◆ **DIRECTION**
Please copy every line of the entries below word for word. Leave out the pictures.

◆ **Collected data entries**
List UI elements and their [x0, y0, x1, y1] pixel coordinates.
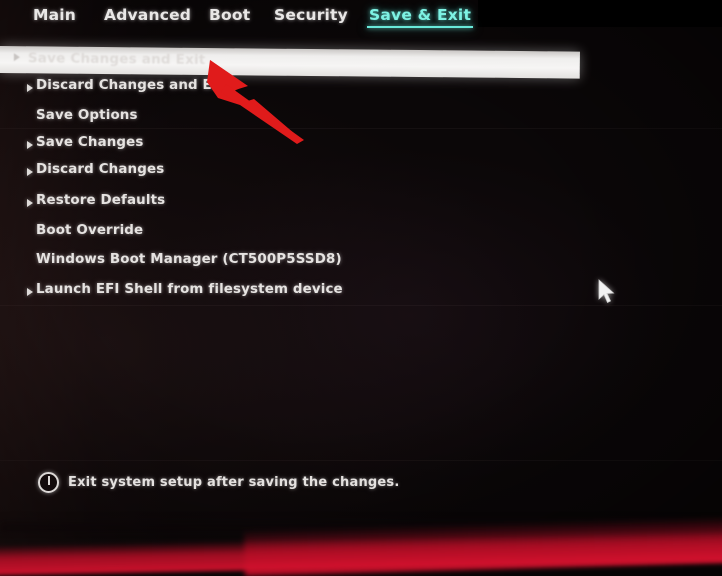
- triangle-bullet-icon: [27, 288, 33, 296]
- menu-item-label: Launch EFI Shell from filesystem device: [36, 282, 343, 297]
- triangle-bullet-icon: [13, 53, 20, 62]
- menu-item-label: Discard Changes: [36, 162, 165, 177]
- tab-advanced[interactable]: Advanced: [104, 6, 191, 24]
- help-description-bar: Exit system setup after saving the chang…: [38, 471, 400, 493]
- tab-boot[interactable]: Boot: [209, 6, 250, 24]
- section-header-label: Boot Override: [36, 223, 144, 238]
- info-icon: [38, 471, 59, 493]
- menu-item-label: Windows Boot Manager (CT500P5SSD8): [36, 252, 342, 267]
- tab-main[interactable]: Main: [33, 6, 76, 24]
- bios-menu-bar: Main Advanced Boot Security Save & Exit: [0, 0, 722, 40]
- section-header-label: Save Options: [36, 108, 138, 123]
- triangle-bullet-icon: [27, 141, 33, 149]
- menu-item-save-changes-and-exit-selected[interactable]: Save Changes and Exit: [0, 46, 580, 79]
- tab-security[interactable]: Security: [274, 6, 348, 24]
- menu-item-label: Save Changes and Exit: [27, 50, 206, 68]
- triangle-bullet-icon: [27, 199, 33, 207]
- triangle-bullet-icon: [27, 84, 33, 92]
- menu-item-label: Discard Changes and Exit: [36, 78, 232, 93]
- bios-setup-screen: Main Advanced Boot Security Save & Exit …: [0, 0, 722, 576]
- tab-save-and-exit[interactable]: Save & Exit: [366, 6, 474, 28]
- menu-item-label: Save Changes: [36, 135, 144, 150]
- triangle-bullet-icon: [27, 168, 33, 176]
- menu-item-label: Restore Defaults: [36, 193, 166, 208]
- help-text: Exit system setup after saving the chang…: [68, 474, 400, 490]
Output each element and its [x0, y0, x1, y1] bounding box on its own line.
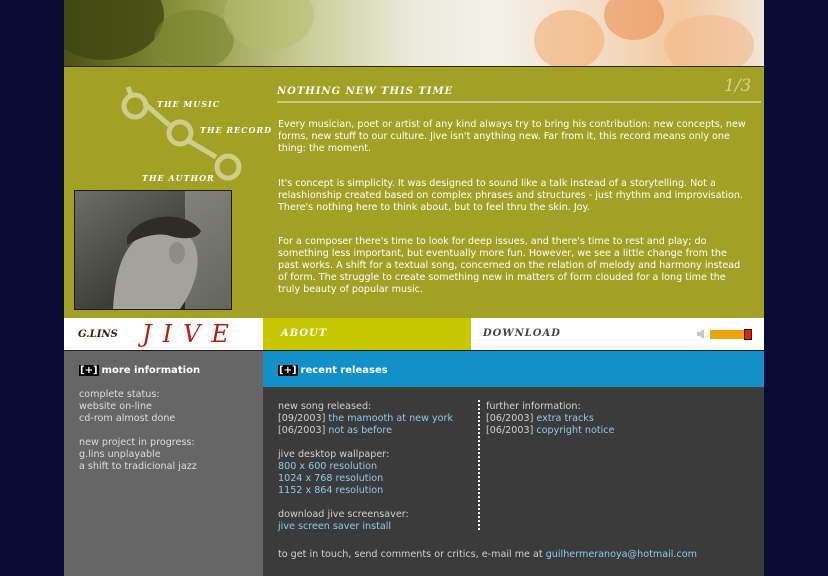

◆ **FINISHED ANSWER**
List UI elements and their [x0, y0, x1, y1] pixel coordinates.
- triangle-bullet-icon: [27, 288, 33, 296]
- menu-item-label: Launch EFI Shell from filesystem device: [36, 282, 343, 297]
- triangle-bullet-icon: [13, 53, 20, 62]
- menu-item-label: Discard Changes: [36, 162, 165, 177]
- tab-advanced[interactable]: Advanced: [104, 6, 191, 24]
- help-description-bar: Exit system setup after saving the chang…: [38, 471, 400, 493]
- tab-boot[interactable]: Boot: [209, 6, 250, 24]
- section-header-label: Boot Override: [36, 223, 144, 238]
- info-icon: [38, 471, 59, 493]
- menu-item-label: Windows Boot Manager (CT500P5SSD8): [36, 252, 342, 267]
- tab-main[interactable]: Main: [33, 6, 76, 24]
- bios-menu-bar: Main Advanced Boot Security Save & Exit: [0, 0, 722, 40]
- section-header-label: Save Options: [36, 108, 138, 123]
- triangle-bullet-icon: [27, 141, 33, 149]
- menu-item-save-changes-and-exit-selected[interactable]: Save Changes and Exit: [0, 46, 580, 79]
- tab-security[interactable]: Security: [274, 6, 348, 24]
- menu-item-label: Save Changes and Exit: [27, 50, 206, 68]
- triangle-bullet-icon: [27, 199, 33, 207]
- triangle-bullet-icon: [27, 84, 33, 92]
- menu-item-label: Discard Changes and Exit: [36, 78, 232, 93]
- bios-setup-screen: Main Advanced Boot Security Save & Exit …: [0, 0, 722, 576]
- tab-save-and-exit[interactable]: Save & Exit: [366, 6, 474, 28]
- menu-item-label: Save Changes: [36, 135, 144, 150]
- triangle-bullet-icon: [27, 168, 33, 176]
- menu-item-label: Restore Defaults: [36, 193, 166, 208]
- help-text: Exit system setup after saving the chang…: [68, 474, 400, 490]
Output each element and its [x0, y0, x1, y1] bounding box on its own line.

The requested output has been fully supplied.